● WHAT YOU SHOULD DO
Give back exactly the lines running from the line with "Extract all readable text from this page." to the end of the entries, and only those lines.

● STORED DATA

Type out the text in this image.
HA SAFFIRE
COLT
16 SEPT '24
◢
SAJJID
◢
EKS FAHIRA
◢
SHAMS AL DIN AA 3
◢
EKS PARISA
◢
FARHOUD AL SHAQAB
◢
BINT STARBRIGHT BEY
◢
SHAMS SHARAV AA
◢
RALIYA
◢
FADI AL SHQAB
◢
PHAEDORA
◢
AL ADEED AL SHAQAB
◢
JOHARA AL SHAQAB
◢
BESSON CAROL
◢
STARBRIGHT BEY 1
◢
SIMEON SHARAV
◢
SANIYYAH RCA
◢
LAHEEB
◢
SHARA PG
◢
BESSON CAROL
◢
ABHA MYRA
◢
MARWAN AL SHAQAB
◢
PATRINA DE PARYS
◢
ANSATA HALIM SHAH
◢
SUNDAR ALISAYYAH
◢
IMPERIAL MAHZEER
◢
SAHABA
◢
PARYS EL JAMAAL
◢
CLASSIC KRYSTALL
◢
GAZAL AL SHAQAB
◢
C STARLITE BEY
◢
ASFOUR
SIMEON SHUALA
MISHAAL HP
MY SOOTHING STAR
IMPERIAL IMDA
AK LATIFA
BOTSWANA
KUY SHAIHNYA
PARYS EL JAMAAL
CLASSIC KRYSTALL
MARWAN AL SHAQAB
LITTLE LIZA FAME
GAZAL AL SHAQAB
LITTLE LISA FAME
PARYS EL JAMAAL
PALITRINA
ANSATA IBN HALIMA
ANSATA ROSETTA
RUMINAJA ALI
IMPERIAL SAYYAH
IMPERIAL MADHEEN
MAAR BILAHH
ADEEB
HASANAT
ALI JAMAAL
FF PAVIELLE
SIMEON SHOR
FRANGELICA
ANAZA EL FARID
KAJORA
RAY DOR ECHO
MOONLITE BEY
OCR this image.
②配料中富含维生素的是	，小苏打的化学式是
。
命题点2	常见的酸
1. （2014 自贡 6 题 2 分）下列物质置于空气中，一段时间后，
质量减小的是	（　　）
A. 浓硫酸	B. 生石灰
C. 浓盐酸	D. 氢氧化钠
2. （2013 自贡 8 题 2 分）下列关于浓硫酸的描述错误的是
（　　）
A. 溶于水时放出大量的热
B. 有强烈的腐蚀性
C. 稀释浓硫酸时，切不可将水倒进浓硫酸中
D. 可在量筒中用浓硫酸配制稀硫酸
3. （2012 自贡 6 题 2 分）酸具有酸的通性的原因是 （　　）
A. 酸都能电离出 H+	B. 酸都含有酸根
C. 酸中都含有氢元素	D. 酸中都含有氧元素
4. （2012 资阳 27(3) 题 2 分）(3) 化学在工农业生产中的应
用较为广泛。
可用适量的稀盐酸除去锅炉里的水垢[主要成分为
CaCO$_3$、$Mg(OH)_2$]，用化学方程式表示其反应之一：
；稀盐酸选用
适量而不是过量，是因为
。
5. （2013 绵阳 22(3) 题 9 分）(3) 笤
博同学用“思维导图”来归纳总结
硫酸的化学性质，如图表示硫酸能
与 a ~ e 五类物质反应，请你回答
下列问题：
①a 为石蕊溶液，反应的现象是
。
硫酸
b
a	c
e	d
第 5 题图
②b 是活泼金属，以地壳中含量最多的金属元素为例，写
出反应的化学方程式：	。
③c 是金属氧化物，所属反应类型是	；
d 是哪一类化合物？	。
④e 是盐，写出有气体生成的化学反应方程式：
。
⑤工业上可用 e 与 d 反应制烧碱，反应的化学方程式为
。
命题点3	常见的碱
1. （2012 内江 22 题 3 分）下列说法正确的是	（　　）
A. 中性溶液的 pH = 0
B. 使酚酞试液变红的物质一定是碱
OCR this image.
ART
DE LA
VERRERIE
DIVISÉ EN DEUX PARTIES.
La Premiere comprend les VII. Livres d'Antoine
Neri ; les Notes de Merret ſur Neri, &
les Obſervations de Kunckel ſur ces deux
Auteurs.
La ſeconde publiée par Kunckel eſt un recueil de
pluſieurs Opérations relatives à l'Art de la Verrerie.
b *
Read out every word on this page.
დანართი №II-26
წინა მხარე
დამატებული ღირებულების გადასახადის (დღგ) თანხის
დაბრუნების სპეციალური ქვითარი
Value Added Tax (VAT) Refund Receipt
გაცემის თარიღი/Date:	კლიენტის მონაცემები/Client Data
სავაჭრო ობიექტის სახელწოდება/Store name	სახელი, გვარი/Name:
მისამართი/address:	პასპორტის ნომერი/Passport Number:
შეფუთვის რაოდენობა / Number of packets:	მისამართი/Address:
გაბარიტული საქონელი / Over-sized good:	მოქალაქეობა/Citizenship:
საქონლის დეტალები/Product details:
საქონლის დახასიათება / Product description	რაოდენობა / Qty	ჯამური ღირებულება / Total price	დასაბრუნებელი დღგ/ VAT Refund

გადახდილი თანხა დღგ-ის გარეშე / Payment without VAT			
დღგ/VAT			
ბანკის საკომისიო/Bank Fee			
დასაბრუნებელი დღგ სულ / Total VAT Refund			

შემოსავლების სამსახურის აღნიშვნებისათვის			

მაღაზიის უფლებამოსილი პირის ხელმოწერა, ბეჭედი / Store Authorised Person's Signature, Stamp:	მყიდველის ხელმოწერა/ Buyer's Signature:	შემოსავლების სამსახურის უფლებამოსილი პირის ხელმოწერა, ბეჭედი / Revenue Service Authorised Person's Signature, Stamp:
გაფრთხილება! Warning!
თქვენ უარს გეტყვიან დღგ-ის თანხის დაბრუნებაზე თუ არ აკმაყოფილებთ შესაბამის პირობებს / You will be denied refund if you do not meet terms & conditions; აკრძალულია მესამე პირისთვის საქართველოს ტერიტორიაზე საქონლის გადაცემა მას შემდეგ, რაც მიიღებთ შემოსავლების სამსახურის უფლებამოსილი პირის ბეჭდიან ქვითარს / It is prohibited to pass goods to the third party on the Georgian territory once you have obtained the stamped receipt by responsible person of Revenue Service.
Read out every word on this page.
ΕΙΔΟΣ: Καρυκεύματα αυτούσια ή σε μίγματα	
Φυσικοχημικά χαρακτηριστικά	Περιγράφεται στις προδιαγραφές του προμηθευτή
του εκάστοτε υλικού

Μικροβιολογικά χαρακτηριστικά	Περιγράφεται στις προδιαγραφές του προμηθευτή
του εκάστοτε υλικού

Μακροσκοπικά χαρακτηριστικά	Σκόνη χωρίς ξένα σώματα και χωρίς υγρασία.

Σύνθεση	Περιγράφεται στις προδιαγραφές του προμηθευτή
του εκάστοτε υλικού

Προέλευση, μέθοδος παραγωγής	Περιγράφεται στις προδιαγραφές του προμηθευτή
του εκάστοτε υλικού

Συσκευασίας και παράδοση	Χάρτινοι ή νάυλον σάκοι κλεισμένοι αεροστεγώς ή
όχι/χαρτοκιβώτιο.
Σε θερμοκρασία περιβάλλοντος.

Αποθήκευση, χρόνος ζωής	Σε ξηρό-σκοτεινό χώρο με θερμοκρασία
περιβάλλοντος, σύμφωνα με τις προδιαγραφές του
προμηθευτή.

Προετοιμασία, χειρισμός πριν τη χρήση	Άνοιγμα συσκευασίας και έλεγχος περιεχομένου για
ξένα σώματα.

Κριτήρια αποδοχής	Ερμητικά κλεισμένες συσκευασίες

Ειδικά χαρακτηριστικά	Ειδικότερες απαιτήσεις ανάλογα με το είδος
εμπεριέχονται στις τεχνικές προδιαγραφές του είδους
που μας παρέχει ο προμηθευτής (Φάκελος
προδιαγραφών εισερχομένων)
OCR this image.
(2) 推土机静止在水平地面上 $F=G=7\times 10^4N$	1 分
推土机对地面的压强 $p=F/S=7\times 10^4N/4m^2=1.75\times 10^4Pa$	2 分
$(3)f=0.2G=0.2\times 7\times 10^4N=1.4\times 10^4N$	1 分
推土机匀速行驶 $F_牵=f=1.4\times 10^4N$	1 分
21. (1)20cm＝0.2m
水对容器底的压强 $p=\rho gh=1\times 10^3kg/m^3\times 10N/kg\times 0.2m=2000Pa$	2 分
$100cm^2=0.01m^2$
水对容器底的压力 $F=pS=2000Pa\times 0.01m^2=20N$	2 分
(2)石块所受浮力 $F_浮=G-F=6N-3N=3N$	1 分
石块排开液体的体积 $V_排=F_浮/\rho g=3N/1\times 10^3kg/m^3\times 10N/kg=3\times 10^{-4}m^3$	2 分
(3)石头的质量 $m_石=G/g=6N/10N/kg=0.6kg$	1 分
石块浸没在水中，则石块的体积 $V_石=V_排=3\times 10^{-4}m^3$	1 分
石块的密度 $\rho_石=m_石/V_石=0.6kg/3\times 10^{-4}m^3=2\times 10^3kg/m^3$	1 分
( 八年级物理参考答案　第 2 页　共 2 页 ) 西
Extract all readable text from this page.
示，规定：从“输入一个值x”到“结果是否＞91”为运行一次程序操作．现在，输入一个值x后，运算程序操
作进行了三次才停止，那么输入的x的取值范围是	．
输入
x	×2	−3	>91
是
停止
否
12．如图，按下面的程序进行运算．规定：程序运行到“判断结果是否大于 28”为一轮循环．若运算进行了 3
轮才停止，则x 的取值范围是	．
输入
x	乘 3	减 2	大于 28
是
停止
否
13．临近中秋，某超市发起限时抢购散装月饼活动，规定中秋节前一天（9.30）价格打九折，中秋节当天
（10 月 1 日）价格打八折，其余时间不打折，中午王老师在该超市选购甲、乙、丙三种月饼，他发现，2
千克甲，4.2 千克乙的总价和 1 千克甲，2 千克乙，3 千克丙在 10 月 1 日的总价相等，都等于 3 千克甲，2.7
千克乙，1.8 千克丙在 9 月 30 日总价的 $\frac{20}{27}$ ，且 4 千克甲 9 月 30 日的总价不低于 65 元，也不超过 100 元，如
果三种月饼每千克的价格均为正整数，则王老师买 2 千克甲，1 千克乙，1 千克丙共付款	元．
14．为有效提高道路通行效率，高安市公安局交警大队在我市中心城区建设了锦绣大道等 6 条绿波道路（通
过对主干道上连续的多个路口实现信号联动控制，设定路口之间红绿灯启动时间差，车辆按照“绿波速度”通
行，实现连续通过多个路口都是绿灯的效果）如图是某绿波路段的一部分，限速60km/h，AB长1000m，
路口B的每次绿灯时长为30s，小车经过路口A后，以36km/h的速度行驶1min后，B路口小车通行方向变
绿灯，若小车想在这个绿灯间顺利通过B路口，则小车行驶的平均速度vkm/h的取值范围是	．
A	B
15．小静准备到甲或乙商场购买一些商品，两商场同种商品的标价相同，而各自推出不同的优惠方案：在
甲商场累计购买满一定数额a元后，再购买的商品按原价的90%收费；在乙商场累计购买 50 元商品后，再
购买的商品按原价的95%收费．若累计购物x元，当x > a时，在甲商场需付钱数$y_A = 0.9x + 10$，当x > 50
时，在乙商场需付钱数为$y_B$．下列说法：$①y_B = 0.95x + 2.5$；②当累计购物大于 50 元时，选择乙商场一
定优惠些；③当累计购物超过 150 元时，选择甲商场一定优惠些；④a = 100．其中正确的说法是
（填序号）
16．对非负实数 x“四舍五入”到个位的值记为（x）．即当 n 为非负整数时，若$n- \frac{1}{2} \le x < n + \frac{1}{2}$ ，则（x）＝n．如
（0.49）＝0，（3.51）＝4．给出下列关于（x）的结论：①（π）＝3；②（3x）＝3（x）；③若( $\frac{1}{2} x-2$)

● WRITTEN RESPONSE
Extract all readable text from this page.
示，规定：从“输入一个值x”到“结果是否＞91”为运行一次程序操作．现在，输入一个值x后，运算程序操
作进行了三次才停止，那么输入的x的取值范围是	．
输入
x	×2	−3	>91
是
停止
否
12．如图，按下面的程序进行运算．规定：程序运行到“判断结果是否大于 28”为一轮循环．若运算进行了 3
轮才停止，则x 的取值范围是	．
输入
x	乘 3	减 2	大于 28
是
停止
否
13．临近中秋，某超市发起限时抢购散装月饼活动，规定中秋节前一天（9.30）价格打九折，中秋节当天
（10 月 1 日）价格打八折，其余时间不打折，中午王老师在该超市选购甲、乙、丙三种月饼，他发现，2
千克甲，4.2 千克乙的总价和 1 千克甲，2 千克乙，3 千克丙在 10 月 1 日的总价相等，都等于 3 千克甲，2.7
千克乙，1.8 千克丙在 9 月 30 日总价的 $\frac{20}{27}$ ，且 4 千克甲 9 月 30 日的总价不低于 65 元，也不超过 100 元，如
果三种月饼每千克的价格均为正整数，则王老师买 2 千克甲，1 千克乙，1 千克丙共付款	元．
14．为有效提高道路通行效率，高安市公安局交警大队在我市中心城区建设了锦绣大道等 6 条绿波道路（通
过对主干道上连续的多个路口实现信号联动控制，设定路口之间红绿灯启动时间差，车辆按照“绿波速度”通
行，实现连续通过多个路口都是绿灯的效果）如图是某绿波路段的一部分，限速60km/h，AB长1000m，
路口B的每次绿灯时长为30s，小车经过路口A后，以36km/h的速度行驶1min后，B路口小车通行方向变
绿灯，若小车想在这个绿灯间顺利通过B路口，则小车行驶的平均速度vkm/h的取值范围是	．
A	B
15．小静准备到甲或乙商场购买一些商品，两商场同种商品的标价相同，而各自推出不同的优惠方案：在
甲商场累计购买满一定数额a元后，再购买的商品按原价的90%收费；在乙商场累计购买 50 元商品后，再
购买的商品按原价的95%收费．若累计购物x元，当x > a时，在甲商场需付钱数$y_A = 0.9x + 10$，当x > 50
时，在乙商场需付钱数为$y_B$．下列说法：$①y_B = 0.95x + 2.5$；②当累计购物大于 50 元时，选择乙商场一
定优惠些；③当累计购物超过 150 元时，选择甲商场一定优惠些；④a = 100．其中正确的说法是
（填序号）
16．对非负实数 x“四舍五入”到个位的值记为（x）．即当 n 为非负整数时，若$n- \frac{1}{2} \le x < n + \frac{1}{2}$ ，则（x）＝n．如
（0.49）＝0，（3.51）＝4．给出下列关于（x）的结论：①（π）＝3；②（3x）＝3（x）；③若( $\frac{1}{2} x-2$)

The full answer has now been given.